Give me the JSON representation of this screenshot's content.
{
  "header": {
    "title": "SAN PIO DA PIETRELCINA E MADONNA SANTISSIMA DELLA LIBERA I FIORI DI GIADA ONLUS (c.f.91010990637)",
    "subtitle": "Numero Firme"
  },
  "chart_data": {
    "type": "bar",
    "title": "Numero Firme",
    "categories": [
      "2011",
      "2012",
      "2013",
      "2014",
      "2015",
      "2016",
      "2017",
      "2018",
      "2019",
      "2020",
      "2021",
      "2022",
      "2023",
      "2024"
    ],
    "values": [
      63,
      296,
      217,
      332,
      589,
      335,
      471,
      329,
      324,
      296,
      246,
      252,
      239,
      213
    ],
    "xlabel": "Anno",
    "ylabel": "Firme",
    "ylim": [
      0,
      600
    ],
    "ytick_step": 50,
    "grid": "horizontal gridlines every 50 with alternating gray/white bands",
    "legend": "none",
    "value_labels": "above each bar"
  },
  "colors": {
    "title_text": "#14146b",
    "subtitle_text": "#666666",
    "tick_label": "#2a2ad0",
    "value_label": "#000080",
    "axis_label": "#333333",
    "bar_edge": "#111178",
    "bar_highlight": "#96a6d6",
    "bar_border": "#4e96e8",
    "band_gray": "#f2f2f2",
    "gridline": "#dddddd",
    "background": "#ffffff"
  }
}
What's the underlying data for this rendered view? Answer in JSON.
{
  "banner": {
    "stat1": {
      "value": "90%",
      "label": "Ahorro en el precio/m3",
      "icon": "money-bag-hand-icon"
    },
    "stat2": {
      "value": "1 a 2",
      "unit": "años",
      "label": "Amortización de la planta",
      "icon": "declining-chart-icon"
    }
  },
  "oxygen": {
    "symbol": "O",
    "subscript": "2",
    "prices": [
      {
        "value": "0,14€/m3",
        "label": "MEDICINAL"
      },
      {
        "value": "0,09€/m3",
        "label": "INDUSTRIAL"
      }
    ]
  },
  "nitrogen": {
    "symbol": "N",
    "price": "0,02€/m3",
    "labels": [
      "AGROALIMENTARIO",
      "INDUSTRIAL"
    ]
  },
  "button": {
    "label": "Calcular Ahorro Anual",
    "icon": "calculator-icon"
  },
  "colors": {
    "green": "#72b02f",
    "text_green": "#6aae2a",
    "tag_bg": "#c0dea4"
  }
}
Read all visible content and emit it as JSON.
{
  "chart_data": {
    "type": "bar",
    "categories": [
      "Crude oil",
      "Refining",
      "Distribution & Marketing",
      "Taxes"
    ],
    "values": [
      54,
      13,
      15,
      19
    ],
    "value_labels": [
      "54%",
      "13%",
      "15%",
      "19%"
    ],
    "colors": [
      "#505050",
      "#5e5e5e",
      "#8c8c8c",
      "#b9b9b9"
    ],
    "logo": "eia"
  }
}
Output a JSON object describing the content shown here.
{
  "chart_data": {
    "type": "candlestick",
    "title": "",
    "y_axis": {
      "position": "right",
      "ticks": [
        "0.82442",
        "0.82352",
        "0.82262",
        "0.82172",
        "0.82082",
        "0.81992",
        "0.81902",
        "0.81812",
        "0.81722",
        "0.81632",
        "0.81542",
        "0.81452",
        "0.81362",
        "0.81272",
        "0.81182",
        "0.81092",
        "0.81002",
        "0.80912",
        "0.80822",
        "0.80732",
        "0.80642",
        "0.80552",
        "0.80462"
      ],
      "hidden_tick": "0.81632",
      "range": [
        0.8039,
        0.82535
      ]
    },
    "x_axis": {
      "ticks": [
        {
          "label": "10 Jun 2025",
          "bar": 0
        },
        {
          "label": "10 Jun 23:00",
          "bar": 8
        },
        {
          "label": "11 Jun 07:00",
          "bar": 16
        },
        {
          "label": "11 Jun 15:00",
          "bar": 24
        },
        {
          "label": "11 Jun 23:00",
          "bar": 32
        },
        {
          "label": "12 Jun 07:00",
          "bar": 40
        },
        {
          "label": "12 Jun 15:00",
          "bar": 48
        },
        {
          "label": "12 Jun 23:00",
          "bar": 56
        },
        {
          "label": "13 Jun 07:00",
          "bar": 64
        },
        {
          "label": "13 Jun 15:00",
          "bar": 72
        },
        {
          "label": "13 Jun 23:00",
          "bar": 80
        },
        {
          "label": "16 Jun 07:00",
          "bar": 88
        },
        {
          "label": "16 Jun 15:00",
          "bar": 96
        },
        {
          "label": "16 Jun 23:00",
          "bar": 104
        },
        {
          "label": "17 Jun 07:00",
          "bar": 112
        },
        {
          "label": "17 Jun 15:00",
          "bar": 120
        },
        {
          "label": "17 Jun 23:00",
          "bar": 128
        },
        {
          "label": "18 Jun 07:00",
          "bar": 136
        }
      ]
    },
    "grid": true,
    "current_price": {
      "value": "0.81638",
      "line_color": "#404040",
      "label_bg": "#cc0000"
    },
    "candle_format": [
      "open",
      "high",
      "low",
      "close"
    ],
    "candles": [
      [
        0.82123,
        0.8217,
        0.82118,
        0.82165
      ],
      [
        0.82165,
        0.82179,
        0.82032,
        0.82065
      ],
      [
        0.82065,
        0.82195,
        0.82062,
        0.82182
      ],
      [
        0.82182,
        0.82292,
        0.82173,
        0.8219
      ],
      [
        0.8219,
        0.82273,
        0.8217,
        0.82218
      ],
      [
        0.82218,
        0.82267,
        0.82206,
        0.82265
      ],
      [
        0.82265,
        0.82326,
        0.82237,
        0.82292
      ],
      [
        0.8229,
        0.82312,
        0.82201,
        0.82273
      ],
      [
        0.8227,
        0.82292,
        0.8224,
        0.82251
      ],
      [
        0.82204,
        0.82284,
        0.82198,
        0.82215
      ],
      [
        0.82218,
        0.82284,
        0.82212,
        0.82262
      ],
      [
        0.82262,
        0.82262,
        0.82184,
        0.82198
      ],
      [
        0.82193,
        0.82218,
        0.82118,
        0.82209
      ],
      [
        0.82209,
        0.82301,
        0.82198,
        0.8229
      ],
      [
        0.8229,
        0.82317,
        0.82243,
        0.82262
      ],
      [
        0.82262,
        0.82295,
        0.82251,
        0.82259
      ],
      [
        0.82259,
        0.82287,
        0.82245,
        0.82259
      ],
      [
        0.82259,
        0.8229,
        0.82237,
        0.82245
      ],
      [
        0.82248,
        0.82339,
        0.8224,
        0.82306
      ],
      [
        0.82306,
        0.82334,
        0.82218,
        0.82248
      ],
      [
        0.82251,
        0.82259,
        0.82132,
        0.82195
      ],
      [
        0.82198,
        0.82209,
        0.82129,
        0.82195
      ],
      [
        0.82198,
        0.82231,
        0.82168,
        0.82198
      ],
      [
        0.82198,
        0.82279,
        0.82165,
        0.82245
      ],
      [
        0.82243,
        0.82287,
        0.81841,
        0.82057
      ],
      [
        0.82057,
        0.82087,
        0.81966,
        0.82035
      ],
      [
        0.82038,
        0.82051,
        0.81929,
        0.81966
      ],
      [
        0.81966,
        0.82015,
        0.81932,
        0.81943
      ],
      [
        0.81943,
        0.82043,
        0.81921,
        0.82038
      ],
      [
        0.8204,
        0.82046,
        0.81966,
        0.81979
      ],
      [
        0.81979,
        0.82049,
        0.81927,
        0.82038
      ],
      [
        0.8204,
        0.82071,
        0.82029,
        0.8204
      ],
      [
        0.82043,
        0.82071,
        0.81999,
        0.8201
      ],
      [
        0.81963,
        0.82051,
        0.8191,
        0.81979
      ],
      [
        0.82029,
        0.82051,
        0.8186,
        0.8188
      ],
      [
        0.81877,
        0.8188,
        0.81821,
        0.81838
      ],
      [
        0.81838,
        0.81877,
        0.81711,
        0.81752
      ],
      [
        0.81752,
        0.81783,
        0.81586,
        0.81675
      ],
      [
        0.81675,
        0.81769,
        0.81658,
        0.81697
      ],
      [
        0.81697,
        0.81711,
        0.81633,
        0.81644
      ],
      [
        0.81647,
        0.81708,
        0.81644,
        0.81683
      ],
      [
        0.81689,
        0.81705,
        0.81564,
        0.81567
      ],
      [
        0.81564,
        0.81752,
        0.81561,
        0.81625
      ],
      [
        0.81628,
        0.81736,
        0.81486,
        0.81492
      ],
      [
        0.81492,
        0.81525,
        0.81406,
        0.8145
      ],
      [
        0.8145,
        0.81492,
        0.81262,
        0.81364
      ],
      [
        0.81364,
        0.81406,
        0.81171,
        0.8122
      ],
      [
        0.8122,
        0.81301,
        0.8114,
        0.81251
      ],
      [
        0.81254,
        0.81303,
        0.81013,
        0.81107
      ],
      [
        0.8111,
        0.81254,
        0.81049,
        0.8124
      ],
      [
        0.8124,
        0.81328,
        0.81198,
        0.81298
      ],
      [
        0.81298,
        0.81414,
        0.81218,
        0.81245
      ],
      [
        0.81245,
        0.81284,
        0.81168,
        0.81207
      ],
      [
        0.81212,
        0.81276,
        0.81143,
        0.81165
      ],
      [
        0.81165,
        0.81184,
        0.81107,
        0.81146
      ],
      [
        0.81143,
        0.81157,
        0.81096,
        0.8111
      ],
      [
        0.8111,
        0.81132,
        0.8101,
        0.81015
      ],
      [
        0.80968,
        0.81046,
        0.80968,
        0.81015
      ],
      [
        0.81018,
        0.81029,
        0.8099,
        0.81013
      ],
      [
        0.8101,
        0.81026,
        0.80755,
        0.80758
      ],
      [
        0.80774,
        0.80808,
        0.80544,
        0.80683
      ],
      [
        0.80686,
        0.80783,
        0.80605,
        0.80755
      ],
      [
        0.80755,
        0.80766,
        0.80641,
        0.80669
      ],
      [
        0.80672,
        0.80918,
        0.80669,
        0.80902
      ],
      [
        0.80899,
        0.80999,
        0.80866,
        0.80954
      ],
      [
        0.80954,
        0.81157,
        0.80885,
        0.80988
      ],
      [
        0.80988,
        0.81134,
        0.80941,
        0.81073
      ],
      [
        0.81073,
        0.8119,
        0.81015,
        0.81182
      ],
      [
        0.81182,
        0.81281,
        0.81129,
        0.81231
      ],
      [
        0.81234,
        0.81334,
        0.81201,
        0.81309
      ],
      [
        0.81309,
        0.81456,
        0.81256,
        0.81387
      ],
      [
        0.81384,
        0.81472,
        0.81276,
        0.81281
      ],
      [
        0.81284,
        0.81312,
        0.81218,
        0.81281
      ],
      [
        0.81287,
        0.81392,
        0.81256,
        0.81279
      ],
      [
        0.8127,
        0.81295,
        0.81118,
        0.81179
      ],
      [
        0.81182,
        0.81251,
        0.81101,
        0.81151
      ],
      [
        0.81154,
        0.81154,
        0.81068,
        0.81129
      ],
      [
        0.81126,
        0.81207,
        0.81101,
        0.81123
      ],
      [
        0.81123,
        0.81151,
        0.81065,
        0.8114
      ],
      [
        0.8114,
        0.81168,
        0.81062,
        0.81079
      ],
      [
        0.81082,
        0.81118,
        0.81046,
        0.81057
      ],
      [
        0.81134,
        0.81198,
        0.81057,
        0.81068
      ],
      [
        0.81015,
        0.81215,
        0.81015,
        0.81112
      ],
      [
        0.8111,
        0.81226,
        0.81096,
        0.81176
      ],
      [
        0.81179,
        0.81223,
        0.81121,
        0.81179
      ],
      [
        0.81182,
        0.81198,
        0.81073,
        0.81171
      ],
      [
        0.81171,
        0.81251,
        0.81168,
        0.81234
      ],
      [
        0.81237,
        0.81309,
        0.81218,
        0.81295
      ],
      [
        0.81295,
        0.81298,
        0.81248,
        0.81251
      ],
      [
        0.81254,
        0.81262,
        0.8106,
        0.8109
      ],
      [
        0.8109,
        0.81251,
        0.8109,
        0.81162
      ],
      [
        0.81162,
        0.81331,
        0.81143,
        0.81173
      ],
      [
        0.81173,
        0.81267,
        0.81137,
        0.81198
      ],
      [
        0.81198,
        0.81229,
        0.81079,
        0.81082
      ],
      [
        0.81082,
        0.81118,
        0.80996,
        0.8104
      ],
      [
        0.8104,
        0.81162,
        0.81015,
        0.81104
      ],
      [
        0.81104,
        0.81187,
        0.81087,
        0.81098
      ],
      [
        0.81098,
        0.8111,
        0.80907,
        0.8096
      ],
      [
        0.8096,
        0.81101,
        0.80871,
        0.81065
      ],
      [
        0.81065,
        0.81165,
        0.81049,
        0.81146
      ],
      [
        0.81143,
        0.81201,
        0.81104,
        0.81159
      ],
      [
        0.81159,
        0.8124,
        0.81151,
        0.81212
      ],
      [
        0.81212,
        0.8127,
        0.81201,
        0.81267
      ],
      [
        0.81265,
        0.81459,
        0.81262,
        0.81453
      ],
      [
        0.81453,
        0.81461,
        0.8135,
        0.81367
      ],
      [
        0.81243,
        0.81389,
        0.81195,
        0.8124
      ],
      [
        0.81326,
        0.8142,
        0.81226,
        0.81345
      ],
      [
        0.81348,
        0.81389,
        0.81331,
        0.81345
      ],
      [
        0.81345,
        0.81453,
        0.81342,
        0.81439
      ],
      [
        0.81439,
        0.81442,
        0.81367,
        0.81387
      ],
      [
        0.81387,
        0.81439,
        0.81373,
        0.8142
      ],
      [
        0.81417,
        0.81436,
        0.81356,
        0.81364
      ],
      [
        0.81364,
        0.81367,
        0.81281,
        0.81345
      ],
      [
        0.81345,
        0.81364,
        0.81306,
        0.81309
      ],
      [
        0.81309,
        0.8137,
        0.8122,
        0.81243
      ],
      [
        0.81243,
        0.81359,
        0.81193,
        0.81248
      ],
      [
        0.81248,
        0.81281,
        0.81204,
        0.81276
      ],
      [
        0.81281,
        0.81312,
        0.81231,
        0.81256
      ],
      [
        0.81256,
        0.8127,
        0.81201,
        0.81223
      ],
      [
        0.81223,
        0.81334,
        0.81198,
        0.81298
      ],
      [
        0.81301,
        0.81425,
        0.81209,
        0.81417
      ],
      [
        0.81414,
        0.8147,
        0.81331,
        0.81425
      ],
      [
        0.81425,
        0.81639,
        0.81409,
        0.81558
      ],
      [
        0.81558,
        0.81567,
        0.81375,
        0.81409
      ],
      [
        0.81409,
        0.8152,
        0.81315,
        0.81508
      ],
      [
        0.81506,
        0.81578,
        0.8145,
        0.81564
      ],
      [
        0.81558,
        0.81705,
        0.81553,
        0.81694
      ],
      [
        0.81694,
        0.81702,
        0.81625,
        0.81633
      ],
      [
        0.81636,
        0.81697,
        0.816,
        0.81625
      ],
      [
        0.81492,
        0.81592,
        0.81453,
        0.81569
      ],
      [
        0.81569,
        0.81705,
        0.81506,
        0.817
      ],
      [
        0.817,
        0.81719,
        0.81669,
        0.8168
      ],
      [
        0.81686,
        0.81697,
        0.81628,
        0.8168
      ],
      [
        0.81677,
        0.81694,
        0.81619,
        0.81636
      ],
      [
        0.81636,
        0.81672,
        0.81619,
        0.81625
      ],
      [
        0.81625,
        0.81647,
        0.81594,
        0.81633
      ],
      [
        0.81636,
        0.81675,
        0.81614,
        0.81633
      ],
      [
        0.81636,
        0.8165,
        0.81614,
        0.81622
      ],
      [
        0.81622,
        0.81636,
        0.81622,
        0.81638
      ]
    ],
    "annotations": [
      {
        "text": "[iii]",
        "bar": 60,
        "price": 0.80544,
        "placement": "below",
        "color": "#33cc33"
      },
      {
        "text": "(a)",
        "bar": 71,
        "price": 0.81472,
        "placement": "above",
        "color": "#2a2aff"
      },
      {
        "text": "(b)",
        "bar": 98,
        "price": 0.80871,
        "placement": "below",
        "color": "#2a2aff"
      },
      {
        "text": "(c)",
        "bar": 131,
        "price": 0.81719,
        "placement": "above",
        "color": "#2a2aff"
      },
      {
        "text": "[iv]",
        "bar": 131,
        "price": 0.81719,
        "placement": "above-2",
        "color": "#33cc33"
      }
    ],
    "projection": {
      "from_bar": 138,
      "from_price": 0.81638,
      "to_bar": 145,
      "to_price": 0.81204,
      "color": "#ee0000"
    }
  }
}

.....

Copy every line of the records above that holds the word "icon".

      "icon": "money-bag-hand-icon"
      "icon": "declining-chart-icon"
    "icon": "calculator-icon"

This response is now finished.